- [PROVIDED RECORDS]

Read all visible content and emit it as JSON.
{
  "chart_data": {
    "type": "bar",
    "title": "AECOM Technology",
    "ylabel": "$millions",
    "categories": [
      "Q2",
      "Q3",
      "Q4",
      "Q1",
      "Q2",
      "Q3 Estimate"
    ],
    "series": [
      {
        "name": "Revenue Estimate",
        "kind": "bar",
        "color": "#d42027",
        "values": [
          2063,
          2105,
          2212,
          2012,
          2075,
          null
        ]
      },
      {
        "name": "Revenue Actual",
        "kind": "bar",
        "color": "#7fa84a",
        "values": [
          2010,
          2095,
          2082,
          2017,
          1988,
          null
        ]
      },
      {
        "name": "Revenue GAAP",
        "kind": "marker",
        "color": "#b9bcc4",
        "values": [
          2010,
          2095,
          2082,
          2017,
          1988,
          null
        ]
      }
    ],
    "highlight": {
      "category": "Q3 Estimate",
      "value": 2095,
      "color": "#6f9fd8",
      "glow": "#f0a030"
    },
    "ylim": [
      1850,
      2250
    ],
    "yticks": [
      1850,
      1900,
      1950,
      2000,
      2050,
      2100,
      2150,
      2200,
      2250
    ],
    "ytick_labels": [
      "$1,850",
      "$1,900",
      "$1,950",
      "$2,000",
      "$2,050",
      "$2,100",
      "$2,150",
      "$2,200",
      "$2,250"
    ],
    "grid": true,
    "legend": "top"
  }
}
---
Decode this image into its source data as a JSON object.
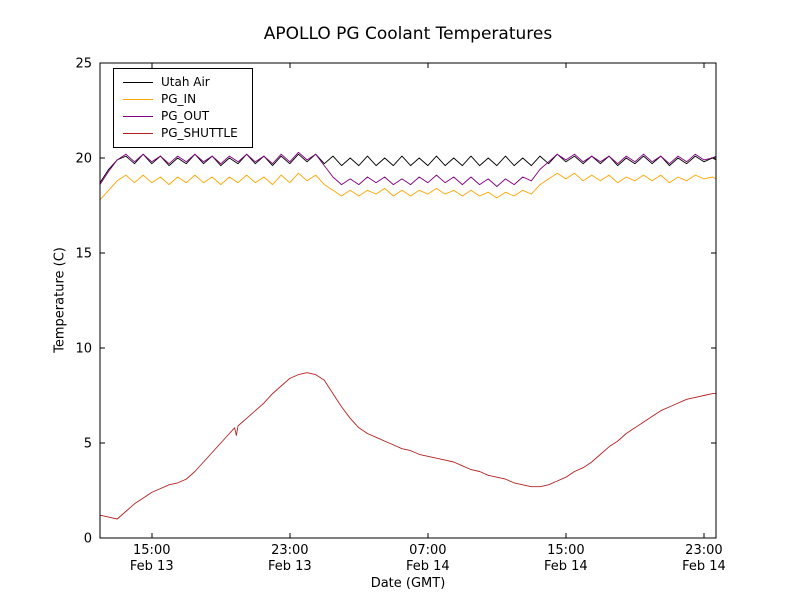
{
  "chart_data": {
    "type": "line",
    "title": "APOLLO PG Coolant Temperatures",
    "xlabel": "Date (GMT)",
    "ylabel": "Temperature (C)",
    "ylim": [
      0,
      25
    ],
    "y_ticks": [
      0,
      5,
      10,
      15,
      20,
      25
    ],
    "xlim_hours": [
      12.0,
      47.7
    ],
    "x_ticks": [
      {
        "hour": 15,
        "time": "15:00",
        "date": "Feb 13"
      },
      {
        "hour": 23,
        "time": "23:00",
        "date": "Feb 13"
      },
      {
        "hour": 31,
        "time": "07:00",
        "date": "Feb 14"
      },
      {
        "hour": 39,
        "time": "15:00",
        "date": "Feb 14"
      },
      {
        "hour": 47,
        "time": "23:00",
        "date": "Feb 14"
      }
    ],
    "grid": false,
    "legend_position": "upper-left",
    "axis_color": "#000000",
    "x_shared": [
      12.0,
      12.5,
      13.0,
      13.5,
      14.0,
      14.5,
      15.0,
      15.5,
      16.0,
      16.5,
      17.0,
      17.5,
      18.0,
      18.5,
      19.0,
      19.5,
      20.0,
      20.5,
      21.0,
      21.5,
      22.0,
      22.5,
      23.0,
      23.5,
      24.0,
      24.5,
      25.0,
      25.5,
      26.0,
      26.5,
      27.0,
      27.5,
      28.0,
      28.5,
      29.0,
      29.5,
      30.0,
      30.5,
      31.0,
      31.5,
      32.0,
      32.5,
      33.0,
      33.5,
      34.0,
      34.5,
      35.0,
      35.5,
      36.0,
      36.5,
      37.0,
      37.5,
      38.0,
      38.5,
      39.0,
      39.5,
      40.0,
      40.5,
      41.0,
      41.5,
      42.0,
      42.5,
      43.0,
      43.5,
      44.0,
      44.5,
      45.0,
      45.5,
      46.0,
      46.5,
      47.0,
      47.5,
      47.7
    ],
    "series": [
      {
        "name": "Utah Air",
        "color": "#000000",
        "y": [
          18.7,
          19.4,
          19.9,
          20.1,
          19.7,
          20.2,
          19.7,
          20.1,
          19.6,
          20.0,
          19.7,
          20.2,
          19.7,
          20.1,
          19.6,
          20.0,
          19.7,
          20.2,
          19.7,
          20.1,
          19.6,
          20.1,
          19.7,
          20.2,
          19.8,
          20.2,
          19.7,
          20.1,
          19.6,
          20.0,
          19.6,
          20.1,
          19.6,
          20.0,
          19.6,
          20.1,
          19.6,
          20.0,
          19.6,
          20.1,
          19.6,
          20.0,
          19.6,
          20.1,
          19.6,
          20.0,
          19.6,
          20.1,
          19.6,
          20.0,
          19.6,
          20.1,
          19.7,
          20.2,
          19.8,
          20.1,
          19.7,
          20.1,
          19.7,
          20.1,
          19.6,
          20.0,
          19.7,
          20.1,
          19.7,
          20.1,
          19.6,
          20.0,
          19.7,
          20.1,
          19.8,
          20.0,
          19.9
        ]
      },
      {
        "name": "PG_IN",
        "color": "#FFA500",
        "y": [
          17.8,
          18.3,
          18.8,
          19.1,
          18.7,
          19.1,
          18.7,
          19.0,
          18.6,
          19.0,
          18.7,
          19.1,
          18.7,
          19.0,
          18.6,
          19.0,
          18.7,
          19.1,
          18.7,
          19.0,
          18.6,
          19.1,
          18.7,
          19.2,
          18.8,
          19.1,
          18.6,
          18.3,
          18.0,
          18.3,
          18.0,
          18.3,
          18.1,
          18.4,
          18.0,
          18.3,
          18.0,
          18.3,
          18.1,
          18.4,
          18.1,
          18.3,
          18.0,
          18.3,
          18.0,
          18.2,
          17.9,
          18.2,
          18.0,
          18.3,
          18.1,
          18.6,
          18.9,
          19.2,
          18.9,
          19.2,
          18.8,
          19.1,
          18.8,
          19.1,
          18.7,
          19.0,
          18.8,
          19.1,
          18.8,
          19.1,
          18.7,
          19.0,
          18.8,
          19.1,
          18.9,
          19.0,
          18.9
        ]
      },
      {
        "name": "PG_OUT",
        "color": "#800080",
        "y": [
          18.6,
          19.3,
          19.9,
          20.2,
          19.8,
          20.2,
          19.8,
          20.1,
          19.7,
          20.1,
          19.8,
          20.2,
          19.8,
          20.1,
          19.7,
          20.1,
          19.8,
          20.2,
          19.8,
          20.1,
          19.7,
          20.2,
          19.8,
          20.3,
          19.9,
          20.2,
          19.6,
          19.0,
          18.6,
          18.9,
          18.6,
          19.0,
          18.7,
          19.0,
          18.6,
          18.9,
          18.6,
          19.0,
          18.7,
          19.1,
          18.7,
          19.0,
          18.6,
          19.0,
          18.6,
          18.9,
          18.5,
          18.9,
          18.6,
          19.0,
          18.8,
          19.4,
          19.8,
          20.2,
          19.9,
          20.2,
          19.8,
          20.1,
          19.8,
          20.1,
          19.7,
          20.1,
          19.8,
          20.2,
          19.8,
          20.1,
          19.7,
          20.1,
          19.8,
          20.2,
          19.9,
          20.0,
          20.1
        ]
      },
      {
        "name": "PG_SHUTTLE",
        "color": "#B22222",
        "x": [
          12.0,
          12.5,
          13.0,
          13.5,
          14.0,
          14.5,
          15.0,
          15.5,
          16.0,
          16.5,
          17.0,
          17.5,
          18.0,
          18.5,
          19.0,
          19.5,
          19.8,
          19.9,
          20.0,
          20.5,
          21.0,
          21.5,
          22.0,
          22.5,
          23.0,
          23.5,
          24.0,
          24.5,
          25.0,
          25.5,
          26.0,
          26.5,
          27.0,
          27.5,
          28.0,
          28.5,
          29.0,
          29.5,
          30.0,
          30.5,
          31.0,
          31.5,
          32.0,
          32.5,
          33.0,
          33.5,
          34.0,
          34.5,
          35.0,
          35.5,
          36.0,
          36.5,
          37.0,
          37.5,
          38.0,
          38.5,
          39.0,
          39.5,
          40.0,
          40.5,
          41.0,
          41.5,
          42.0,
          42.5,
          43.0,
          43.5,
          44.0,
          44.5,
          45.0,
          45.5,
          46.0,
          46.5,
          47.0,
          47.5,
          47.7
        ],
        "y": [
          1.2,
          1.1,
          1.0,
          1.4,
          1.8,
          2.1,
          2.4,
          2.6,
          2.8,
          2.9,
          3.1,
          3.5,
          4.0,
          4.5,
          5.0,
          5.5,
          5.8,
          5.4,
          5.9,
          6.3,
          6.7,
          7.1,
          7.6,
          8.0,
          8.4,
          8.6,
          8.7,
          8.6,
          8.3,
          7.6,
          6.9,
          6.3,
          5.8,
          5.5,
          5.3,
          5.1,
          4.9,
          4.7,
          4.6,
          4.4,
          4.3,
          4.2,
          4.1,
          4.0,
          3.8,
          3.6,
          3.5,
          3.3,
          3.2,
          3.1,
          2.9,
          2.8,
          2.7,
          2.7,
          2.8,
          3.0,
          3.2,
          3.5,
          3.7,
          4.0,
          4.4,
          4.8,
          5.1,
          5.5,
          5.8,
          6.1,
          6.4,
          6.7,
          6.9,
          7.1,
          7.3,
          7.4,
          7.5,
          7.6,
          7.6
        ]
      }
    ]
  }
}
---
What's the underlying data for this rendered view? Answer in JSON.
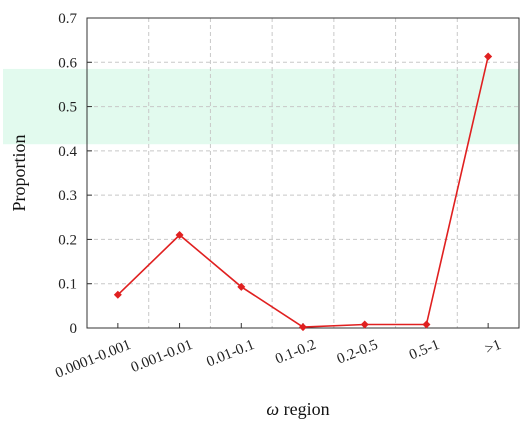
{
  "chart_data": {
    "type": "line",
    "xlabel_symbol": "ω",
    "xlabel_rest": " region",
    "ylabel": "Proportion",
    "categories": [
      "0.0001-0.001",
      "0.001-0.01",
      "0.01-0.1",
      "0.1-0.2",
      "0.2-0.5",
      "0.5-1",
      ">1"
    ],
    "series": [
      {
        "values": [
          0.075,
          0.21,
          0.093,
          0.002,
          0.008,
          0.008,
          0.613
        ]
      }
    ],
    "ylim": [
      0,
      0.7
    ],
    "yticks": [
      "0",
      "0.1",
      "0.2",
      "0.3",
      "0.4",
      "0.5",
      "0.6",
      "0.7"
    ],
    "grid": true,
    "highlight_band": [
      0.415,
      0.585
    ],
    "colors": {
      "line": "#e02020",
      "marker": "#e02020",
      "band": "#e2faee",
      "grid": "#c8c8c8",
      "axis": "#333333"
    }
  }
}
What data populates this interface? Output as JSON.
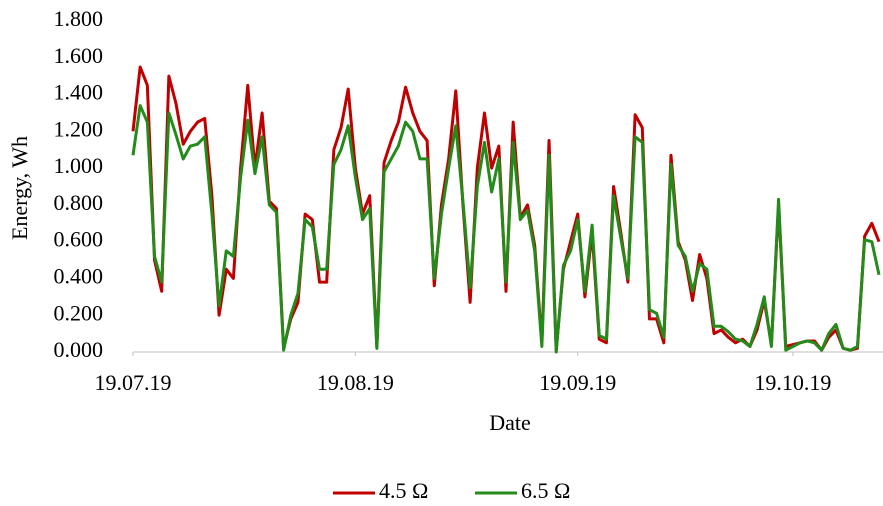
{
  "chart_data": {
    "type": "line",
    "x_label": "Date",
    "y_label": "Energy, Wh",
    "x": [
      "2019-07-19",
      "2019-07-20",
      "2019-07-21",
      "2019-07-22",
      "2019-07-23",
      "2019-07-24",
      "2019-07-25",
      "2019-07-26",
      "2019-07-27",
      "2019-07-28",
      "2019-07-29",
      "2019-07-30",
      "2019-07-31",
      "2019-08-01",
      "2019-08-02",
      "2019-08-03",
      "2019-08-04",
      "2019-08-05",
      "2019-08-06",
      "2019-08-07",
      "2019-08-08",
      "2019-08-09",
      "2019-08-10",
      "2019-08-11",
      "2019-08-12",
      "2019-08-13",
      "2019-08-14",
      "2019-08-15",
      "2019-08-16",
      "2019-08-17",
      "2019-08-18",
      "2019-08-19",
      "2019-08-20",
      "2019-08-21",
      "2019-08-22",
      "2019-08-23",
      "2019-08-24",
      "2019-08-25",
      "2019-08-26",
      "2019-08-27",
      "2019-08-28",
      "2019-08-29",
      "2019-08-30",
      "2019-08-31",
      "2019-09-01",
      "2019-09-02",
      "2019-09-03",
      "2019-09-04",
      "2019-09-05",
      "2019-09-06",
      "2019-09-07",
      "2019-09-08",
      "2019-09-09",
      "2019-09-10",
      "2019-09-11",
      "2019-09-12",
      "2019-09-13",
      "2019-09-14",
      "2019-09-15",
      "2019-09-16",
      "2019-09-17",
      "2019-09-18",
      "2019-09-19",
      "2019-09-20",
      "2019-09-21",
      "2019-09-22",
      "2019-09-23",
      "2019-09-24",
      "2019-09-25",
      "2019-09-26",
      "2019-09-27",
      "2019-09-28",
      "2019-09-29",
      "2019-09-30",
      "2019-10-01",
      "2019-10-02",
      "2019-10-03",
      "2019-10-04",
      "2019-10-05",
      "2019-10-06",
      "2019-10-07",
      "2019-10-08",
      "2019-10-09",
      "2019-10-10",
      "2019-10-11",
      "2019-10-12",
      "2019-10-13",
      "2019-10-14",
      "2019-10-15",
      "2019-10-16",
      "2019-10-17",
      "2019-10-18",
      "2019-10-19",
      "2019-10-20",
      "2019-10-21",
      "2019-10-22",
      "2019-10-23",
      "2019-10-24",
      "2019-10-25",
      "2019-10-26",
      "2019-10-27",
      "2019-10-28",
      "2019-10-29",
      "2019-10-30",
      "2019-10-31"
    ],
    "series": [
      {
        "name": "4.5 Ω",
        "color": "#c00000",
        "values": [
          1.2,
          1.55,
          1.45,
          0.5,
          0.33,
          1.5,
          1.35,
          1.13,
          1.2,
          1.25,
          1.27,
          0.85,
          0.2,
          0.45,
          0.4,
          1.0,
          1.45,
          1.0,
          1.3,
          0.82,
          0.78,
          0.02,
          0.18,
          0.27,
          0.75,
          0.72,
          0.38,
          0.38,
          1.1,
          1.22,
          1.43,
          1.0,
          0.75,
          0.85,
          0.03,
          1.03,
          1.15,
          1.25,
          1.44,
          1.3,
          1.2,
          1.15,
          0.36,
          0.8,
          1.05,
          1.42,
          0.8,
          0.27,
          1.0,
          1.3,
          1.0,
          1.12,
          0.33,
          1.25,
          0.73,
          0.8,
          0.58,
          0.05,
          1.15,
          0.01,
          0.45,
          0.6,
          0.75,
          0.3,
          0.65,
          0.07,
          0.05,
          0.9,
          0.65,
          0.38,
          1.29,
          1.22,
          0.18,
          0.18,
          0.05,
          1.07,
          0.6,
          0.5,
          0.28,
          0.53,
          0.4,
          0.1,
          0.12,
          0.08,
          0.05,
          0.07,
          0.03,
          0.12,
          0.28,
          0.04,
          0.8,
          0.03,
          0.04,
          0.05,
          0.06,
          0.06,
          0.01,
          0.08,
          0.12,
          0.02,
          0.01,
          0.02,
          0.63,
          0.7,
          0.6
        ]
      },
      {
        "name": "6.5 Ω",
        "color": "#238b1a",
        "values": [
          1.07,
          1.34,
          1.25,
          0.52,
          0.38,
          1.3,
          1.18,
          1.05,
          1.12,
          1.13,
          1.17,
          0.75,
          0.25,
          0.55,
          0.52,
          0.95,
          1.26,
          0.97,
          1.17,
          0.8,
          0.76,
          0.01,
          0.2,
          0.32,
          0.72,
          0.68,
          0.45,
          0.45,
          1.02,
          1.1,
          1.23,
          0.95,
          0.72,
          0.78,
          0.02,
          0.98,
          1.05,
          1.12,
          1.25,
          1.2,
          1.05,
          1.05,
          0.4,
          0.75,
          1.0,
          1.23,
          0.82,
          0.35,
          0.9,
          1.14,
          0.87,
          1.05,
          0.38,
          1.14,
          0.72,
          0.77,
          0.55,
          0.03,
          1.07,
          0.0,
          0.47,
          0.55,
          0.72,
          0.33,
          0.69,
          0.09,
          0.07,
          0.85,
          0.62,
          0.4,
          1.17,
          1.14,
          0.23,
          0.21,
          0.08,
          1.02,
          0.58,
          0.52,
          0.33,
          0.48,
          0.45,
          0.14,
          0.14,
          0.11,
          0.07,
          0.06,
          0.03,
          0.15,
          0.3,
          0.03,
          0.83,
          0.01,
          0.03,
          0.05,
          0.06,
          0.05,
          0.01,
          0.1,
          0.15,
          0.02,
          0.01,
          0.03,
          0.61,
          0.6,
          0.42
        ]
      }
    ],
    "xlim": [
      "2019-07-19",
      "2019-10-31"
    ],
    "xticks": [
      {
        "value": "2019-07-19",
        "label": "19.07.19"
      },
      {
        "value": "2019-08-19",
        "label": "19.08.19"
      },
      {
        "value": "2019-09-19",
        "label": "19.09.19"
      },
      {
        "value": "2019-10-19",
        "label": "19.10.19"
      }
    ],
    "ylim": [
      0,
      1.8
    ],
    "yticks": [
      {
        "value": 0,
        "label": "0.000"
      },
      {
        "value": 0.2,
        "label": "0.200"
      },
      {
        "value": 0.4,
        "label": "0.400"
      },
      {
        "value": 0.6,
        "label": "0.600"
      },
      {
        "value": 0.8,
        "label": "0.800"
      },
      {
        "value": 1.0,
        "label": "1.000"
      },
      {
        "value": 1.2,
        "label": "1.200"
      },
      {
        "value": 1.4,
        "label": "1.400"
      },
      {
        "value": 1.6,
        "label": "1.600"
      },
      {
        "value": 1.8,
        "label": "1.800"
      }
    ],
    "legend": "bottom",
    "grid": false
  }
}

- [PROBLEM TO SOLVE]
All lines of the data above that include the word "Estimate" must be shown.

- [RESPONSE TO THE EXERCISE]
      "Q3 Estimate"
        "name": "Revenue Estimate",
      "category": "Q3 Estimate",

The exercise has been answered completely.